- **BRIEF**
Examine the entries and show every line in which the word "Client" is found.
○ ○ ○ ○ ○ ○ ○
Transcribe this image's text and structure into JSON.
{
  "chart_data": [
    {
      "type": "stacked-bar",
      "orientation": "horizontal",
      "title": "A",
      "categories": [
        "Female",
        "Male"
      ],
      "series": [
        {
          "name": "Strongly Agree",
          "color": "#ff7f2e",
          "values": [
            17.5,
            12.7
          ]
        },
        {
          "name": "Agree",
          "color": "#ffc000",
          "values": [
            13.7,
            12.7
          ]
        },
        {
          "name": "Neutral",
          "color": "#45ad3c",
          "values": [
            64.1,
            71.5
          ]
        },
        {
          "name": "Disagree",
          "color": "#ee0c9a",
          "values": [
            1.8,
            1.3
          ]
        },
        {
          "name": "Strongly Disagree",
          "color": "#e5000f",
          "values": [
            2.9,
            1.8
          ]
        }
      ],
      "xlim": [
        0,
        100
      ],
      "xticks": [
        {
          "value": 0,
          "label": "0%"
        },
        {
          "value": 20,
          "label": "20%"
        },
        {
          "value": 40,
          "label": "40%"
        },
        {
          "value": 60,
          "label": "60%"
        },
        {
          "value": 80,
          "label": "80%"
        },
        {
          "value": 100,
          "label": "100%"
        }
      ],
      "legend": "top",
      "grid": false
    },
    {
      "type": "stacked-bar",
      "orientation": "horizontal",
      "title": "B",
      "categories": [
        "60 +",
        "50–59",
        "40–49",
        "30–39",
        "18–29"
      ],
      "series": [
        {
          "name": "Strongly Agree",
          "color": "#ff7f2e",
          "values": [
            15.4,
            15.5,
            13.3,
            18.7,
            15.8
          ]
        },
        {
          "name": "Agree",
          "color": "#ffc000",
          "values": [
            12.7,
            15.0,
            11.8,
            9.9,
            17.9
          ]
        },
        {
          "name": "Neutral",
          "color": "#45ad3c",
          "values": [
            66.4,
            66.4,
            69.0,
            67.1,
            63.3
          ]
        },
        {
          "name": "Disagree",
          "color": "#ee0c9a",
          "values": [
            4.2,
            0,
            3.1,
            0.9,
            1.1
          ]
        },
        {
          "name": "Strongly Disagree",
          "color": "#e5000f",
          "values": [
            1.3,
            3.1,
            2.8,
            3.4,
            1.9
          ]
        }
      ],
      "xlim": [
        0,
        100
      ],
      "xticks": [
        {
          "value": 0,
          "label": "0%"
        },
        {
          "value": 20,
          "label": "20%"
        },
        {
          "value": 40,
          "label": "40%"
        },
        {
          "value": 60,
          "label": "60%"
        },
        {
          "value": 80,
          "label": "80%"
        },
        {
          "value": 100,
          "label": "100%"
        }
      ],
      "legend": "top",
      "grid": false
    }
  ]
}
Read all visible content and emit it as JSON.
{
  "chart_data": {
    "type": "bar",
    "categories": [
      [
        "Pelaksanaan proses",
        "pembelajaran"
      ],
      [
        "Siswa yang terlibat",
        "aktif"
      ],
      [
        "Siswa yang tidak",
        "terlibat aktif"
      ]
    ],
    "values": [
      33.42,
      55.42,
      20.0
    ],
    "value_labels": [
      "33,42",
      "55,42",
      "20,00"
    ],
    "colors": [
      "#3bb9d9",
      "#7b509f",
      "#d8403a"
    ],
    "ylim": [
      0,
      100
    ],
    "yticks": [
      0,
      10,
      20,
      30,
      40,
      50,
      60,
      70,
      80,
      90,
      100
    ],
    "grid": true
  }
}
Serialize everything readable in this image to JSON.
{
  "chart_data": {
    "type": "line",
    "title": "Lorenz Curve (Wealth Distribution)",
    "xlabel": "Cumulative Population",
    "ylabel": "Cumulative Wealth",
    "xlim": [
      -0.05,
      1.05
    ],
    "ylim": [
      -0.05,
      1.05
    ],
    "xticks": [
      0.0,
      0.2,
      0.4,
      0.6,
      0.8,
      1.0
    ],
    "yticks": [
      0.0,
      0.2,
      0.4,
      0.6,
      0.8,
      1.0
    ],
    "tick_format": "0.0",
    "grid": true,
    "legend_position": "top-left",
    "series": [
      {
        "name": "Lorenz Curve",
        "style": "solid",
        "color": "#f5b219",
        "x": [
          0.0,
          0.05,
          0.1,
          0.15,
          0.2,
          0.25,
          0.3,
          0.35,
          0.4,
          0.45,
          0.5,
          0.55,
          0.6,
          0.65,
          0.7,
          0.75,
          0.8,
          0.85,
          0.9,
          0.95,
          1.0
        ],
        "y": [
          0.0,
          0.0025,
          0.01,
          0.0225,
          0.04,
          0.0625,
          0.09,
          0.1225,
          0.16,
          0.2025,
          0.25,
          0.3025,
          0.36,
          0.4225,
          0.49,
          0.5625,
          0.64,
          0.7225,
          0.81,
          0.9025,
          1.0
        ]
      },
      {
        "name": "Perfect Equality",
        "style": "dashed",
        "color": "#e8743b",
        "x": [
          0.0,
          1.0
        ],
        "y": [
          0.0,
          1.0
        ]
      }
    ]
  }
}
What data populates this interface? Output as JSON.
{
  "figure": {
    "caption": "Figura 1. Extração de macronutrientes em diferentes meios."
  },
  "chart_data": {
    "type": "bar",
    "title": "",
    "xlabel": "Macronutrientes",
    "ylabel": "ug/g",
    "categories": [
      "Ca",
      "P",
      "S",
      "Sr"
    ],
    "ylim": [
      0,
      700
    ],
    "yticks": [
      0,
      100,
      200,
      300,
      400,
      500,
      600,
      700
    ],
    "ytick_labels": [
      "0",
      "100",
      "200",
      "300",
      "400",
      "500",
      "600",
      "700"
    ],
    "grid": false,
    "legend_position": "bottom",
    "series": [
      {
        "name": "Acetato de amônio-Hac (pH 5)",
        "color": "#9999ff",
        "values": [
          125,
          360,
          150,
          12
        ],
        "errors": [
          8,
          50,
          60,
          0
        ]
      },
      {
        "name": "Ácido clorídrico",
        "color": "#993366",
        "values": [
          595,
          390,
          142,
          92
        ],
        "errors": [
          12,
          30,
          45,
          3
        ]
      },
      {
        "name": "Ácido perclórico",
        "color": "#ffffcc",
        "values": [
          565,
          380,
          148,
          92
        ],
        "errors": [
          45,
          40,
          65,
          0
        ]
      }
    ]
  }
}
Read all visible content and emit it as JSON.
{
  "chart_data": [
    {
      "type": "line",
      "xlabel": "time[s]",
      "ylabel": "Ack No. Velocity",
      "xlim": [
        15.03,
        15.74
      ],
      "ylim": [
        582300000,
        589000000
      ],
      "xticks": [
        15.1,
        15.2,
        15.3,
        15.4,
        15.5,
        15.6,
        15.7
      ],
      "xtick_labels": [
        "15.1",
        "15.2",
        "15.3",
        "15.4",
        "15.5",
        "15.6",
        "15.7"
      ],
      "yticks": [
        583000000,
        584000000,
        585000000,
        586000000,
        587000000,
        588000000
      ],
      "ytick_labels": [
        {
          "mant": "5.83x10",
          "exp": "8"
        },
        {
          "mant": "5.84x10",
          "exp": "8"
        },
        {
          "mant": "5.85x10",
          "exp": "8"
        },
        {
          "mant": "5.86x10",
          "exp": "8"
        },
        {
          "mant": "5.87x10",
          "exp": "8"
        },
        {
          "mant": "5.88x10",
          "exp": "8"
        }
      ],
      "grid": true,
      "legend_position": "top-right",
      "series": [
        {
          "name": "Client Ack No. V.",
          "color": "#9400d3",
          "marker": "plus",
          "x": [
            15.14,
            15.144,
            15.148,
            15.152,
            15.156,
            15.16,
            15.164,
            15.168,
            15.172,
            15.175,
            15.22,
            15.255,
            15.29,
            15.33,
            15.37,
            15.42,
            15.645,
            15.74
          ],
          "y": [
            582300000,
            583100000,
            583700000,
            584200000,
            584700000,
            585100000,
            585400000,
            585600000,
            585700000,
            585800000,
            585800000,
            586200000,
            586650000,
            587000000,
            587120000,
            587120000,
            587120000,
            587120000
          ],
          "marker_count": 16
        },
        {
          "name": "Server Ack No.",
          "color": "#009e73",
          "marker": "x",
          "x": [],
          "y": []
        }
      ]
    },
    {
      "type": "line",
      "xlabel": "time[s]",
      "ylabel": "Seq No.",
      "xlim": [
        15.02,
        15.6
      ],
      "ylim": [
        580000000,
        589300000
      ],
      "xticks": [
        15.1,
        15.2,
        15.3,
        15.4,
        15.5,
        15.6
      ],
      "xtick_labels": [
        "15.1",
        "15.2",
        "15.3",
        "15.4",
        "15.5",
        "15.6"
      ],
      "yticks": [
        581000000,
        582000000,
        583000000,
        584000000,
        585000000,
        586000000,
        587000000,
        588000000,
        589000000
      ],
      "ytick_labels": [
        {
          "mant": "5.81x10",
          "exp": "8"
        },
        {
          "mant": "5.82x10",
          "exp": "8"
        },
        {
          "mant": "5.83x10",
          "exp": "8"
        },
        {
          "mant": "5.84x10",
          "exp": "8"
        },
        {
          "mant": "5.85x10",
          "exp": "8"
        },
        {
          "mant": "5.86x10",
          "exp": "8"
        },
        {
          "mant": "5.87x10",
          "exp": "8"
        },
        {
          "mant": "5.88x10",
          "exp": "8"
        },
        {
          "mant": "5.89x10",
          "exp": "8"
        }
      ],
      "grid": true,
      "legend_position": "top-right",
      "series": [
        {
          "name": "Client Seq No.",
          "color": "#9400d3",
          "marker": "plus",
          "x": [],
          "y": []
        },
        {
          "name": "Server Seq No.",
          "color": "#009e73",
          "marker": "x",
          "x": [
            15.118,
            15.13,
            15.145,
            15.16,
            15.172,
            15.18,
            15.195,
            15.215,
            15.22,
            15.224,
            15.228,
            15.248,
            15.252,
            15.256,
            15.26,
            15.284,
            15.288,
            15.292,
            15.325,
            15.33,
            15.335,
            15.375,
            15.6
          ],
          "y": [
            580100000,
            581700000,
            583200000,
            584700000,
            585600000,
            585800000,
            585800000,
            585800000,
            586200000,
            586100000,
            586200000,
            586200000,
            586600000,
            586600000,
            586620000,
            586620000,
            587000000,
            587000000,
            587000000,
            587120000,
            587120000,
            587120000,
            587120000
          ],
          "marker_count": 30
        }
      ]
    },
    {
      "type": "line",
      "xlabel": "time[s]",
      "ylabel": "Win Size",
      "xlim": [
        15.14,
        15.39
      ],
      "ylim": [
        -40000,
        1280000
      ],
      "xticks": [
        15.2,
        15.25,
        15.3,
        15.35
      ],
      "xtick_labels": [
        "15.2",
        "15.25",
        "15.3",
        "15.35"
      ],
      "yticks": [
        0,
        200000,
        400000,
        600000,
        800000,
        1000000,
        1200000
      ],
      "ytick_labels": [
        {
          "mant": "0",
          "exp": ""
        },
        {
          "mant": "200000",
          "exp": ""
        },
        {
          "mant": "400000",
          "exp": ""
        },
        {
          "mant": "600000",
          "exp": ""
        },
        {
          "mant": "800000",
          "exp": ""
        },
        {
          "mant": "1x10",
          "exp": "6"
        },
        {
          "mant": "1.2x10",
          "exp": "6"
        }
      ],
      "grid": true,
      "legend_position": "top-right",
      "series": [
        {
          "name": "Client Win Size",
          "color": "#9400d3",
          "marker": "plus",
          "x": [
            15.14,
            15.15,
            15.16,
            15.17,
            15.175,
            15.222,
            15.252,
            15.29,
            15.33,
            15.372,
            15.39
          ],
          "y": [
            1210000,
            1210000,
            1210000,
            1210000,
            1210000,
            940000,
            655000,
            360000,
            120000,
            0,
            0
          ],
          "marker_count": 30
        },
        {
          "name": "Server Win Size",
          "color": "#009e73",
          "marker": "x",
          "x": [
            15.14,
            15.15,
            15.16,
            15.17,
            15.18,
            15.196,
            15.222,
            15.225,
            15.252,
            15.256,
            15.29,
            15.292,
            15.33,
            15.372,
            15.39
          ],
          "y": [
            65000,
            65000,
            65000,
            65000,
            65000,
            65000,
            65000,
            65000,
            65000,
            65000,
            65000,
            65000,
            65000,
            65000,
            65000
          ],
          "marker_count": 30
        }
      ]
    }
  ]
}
○ ○ ○ ○ ○ ○ ○
- **TASK RESULT**
          "name": "Client Ack No. V.",
          "name": "Client Seq No.",
          "name": "Client Win Size",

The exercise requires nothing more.